Objective
Write out the rows from the line with "value-label: 5,1 <box>458 261 488 283</box>" to the line with "value-label: 19,7 <box>591 431 633 453</box>", including both of those lines, and no others.

Available data
═══

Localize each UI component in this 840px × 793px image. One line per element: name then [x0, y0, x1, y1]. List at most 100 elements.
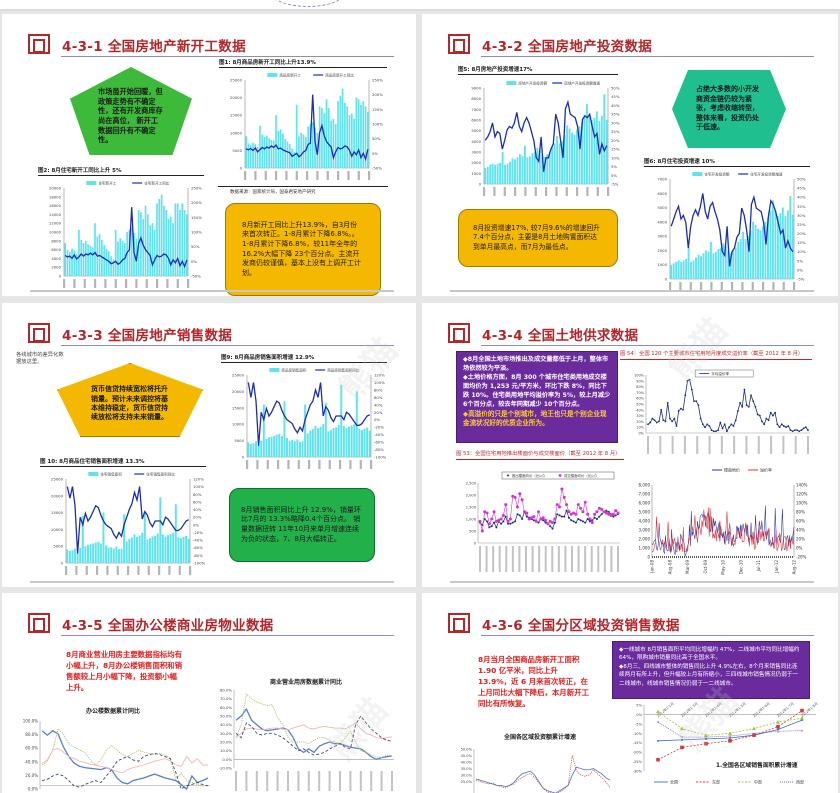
- svg-text:35%: 35%: [611, 112, 620, 117]
- svg-text:70.0%: 70.0%: [220, 696, 232, 701]
- slide-4-3-2[interactable]: 4-3-2 全国房地产投资数据 图5: 8月房地产投资增速17% 9000 800…: [422, 14, 838, 296]
- svg-text:40%: 40%: [797, 195, 806, 200]
- svg-text:25000: 25000: [230, 78, 243, 83]
- slide-title: 4-3-5 全国办公楼商业房物业数据: [62, 618, 274, 634]
- slide-4-3-1[interactable]: 4-3-1 全国房地产新开工数据 市场虽开始回暖，但政策走势有不确定性，还有开发…: [2, 14, 416, 296]
- svg-text:10.0%: 10.0%: [220, 748, 232, 753]
- svg-text:100%: 100%: [191, 230, 202, 235]
- svg-text:30%: 30%: [797, 213, 806, 218]
- svg-text:-100%: -100%: [193, 561, 206, 566]
- svg-text:80%: 80%: [796, 510, 805, 515]
- svg-text:9000: 9000: [471, 86, 481, 91]
- svg-text:30.0%: 30.0%: [220, 731, 232, 736]
- svg-text:150%: 150%: [191, 215, 202, 220]
- svg-text:0%: 0%: [636, 713, 642, 717]
- callout-text: 占绝大多数的小开发商资金链仍较为紧张，考虑收缩转型，整体来看，投资仍处于低速。: [696, 85, 759, 132]
- chart-residential-construction: 20000 18000 16000 14000 12000 10000 8000 6000 40…: [38, 178, 210, 294]
- svg-text:25%: 25%: [797, 222, 806, 227]
- title-rule: [481, 345, 814, 346]
- svg-text:20.0%: 20.0%: [220, 740, 232, 745]
- svg-text:Jan-12: Jan-12: [774, 560, 779, 574]
- svg-text:80.0%: 80.0%: [220, 688, 232, 693]
- svg-text:50.0%: 50.0%: [461, 748, 473, 752]
- svg-text:4,000: 4,000: [639, 519, 651, 524]
- svg-text:14000: 14000: [49, 212, 62, 217]
- svg-text:-80%: -80%: [374, 447, 384, 452]
- note-box: 8月新开工同比上升13.9%，自3月份来首次转正。1-8月累计下降6.8%。。1…: [225, 203, 381, 296]
- svg-text:50%: 50%: [797, 177, 806, 182]
- svg-text:2012年1-6月: 2012年1-6月: [751, 701, 770, 718]
- logo-icon: [28, 34, 50, 54]
- svg-text:楼面地价: 楼面地价: [724, 467, 740, 473]
- svg-text:6000: 6000: [657, 191, 667, 196]
- svg-text:2012年1-5月: 2012年1-5月: [727, 701, 746, 718]
- svg-text:-30%: -30%: [633, 770, 643, 774]
- svg-text:15000: 15000: [232, 405, 245, 410]
- title-rule: [61, 56, 394, 57]
- bullet-2: ◆8月三、四线城市整体的销售同比上升 4.9%左右，8个月来销售同比连续两月有所…: [619, 663, 799, 687]
- title-rule: [481, 56, 814, 57]
- svg-text:Dec-10: Dec-10: [738, 560, 743, 575]
- chart-residential-sales: 25000 20000 15000 10000 5000 0 120% 100% 80% 60% 4…: [40, 469, 212, 581]
- slide-4-3-3[interactable]: 4-3-3 全国房地产销售数据 各线城市的差异化数据放这里。 货币信贷持续宽松将…: [2, 303, 416, 587]
- svg-text:120%: 120%: [193, 477, 204, 482]
- svg-text:0: 0: [479, 182, 482, 187]
- logo-icon: [28, 613, 50, 633]
- svg-text:×: ×: [776, 729, 780, 735]
- svg-text:溢价率: 溢价率: [760, 467, 772, 473]
- svg-text:40.0%: 40.0%: [220, 722, 232, 727]
- svg-text:20000: 20000: [230, 95, 243, 100]
- footer-rule: [450, 290, 814, 292]
- svg-text:Jan-08: Jan-08: [650, 560, 655, 574]
- svg-text:3000: 3000: [471, 150, 481, 155]
- chart-regional-sales: 5% 0% -5% -10% -15% -20% -25% -30% 2012年1-2月 2012…: [622, 701, 822, 793]
- logo-icon: [448, 323, 470, 343]
- footer-rule: [30, 581, 394, 583]
- svg-text:100%: 100%: [372, 122, 383, 127]
- svg-text:40%: 40%: [611, 103, 620, 108]
- svg-text:-60%: -60%: [193, 545, 203, 550]
- slide-4-3-4[interactable]: 4-3-4 全国土地供求数据 ◆8月全国土地市场推出及成交量都低于上月，整体市场…: [422, 303, 838, 587]
- svg-text:10000: 10000: [49, 230, 62, 235]
- svg-text:80.0%: 80.0%: [25, 732, 38, 737]
- svg-text:-5%: -5%: [635, 722, 643, 726]
- svg-text:35.0%: 35.0%: [461, 767, 473, 771]
- svg-text:30%: 30%: [636, 414, 644, 418]
- svg-text:0: 0: [665, 277, 668, 282]
- slide-title: 4-3-3 全国房地产销售数据: [62, 328, 233, 344]
- chart-title: 办公楼数据累计同比: [86, 708, 141, 715]
- svg-text:-50%: -50%: [372, 166, 382, 171]
- svg-text:6000: 6000: [471, 118, 481, 123]
- slide-4-3-5[interactable]: 4-3-5 全国办公楼商业房物业数据 8月商业营业用房主要数据指标均有小幅上升，…: [2, 593, 416, 793]
- svg-text:20000: 20000: [232, 389, 245, 394]
- svg-text:200%: 200%: [191, 200, 202, 205]
- svg-text:-5%: -5%: [797, 277, 805, 282]
- slide-4-3-6[interactable]: 4-3-6 全国分区域投资销售数据 8月当月全国商品房新开工面积 1.90 亿平…: [422, 593, 838, 793]
- svg-text:1,500: 1,500: [466, 506, 477, 510]
- svg-text:2000: 2000: [657, 248, 667, 253]
- svg-text:90%: 90%: [636, 379, 644, 383]
- svg-text:0%: 0%: [797, 267, 803, 272]
- svg-text:20%: 20%: [636, 420, 644, 424]
- svg-text:16000: 16000: [49, 203, 62, 208]
- svg-text:0%: 0%: [191, 259, 197, 264]
- svg-text:50.0%: 50.0%: [220, 714, 232, 719]
- svg-text:45.0%: 45.0%: [461, 754, 473, 758]
- svg-text:500: 500: [469, 530, 477, 534]
- svg-text:6,000: 6,000: [639, 501, 651, 506]
- svg-text:住宅新开工同比: 住宅新开工同比: [144, 181, 170, 186]
- summary-text: 8月商业营业用房主要数据指标均有小幅上升，8月办公楼销售面积和销售额较上月小幅下…: [66, 650, 183, 693]
- svg-text:商品房新开工同比: 商品房新开工同比: [325, 73, 354, 78]
- svg-text:4000: 4000: [51, 256, 61, 261]
- svg-text:5000: 5000: [657, 205, 667, 210]
- svg-text:30%: 30%: [611, 120, 620, 125]
- svg-text:8000: 8000: [51, 238, 61, 243]
- chart-land-price: 2,500 2,000 1,500 1,000 500 0 推出楼面均价（元/㎡） 成交楼面均…: [456, 471, 624, 577]
- svg-text:3000: 3000: [657, 234, 667, 239]
- svg-text:200%: 200%: [372, 92, 383, 97]
- summary-text: 8月当月全国商品房新开工面积 1.90 亿平米，同比上升13.9%，近 6 月来…: [478, 655, 589, 709]
- svg-text:住宅销售面积同比: 住宅销售面积同比: [146, 472, 175, 477]
- svg-text:15000: 15000: [51, 510, 64, 515]
- svg-text:25.0%: 25.0%: [461, 780, 473, 784]
- svg-text:Aug-08: Aug-08: [667, 560, 672, 575]
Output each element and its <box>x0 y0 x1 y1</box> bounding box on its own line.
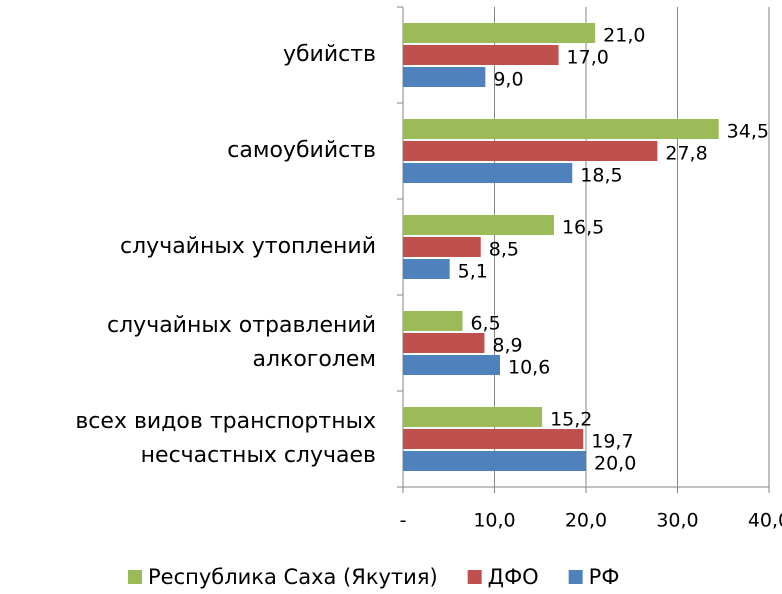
value-label: 5,1 <box>458 261 488 283</box>
value-label: 17,0 <box>567 47 609 69</box>
legend-swatch <box>467 570 482 584</box>
value-label: 27,8 <box>665 143 707 165</box>
value-label: 21,0 <box>603 25 645 47</box>
bar <box>403 119 719 139</box>
legend-label: Республика Саха (Якутия) <box>148 565 438 589</box>
bar <box>403 45 559 65</box>
x-tick-label: 10,0 <box>473 510 515 532</box>
bar <box>403 163 573 183</box>
value-label: 8,5 <box>489 239 519 261</box>
x-tick-label: - <box>400 510 407 532</box>
bar <box>403 407 543 427</box>
bar <box>403 355 500 375</box>
value-label: 16,5 <box>562 217 604 239</box>
value-label: 6,5 <box>470 313 500 335</box>
y-tick-label: всех видов транспортных несчастных случае… <box>75 409 376 468</box>
value-label: 10,6 <box>508 357 550 379</box>
bar <box>403 451 586 471</box>
legend-label: ДФО <box>488 565 539 589</box>
legend-swatch <box>568 570 583 584</box>
bar <box>403 23 596 43</box>
bar <box>403 237 481 257</box>
bar <box>403 215 554 235</box>
value-label: 20,0 <box>594 453 636 475</box>
x-tick-label: 20,0 <box>565 510 607 532</box>
legend-label: РФ <box>589 565 620 589</box>
y-tick-label: случайных отравлений алкоголем <box>107 313 376 372</box>
value-label: 8,9 <box>492 335 522 357</box>
bar <box>403 141 658 161</box>
value-label: 19,7 <box>591 431 633 453</box>
bar <box>403 333 485 353</box>
x-tick-label: 30,0 <box>656 510 698 532</box>
bar <box>403 311 463 331</box>
x-tick-label: 40,0 <box>748 510 782 532</box>
legend-swatch <box>128 570 142 584</box>
bar <box>403 429 584 449</box>
value-label: 18,5 <box>580 165 622 187</box>
bar <box>403 259 450 279</box>
y-tick-label: убийств <box>283 42 376 67</box>
y-tick-label: случайных утоплений <box>120 234 376 259</box>
y-tick-label: самоубийств <box>227 138 376 163</box>
value-label: 15,2 <box>550 409 592 431</box>
value-label: 9,0 <box>493 69 523 91</box>
value-label: 34,5 <box>727 121 769 143</box>
bar <box>403 67 486 87</box>
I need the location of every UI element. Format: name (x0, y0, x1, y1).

═══

Full answer
value-label: 5,1 <box>458 261 488 283</box>
value-label: 17,0 <box>567 47 609 69</box>
legend-swatch <box>467 570 482 584</box>
value-label: 27,8 <box>665 143 707 165</box>
value-label: 21,0 <box>603 25 645 47</box>
bar <box>403 119 719 139</box>
legend-label: Республика Саха (Якутия) <box>148 565 438 589</box>
bar <box>403 45 559 65</box>
x-tick-label: 10,0 <box>473 510 515 532</box>
bar <box>403 163 573 183</box>
value-label: 8,5 <box>489 239 519 261</box>
x-tick-label: - <box>400 510 407 532</box>
bar <box>403 407 543 427</box>
bar <box>403 355 500 375</box>
value-label: 16,5 <box>562 217 604 239</box>
value-label: 6,5 <box>470 313 500 335</box>
y-tick-label: всех видов транспортных несчастных случае… <box>75 409 376 468</box>
value-label: 10,6 <box>508 357 550 379</box>
bar <box>403 451 586 471</box>
legend-label: ДФО <box>488 565 539 589</box>
legend-swatch <box>568 570 583 584</box>
bar <box>403 23 596 43</box>
bar <box>403 237 481 257</box>
bar <box>403 215 554 235</box>
value-label: 20,0 <box>594 453 636 475</box>
x-tick-label: 20,0 <box>565 510 607 532</box>
legend-label: РФ <box>589 565 620 589</box>
y-tick-label: случайных отравлений алкоголем <box>107 313 376 372</box>
value-label: 8,9 <box>492 335 522 357</box>
bar <box>403 141 658 161</box>
value-label: 19,7 <box>591 431 633 453</box>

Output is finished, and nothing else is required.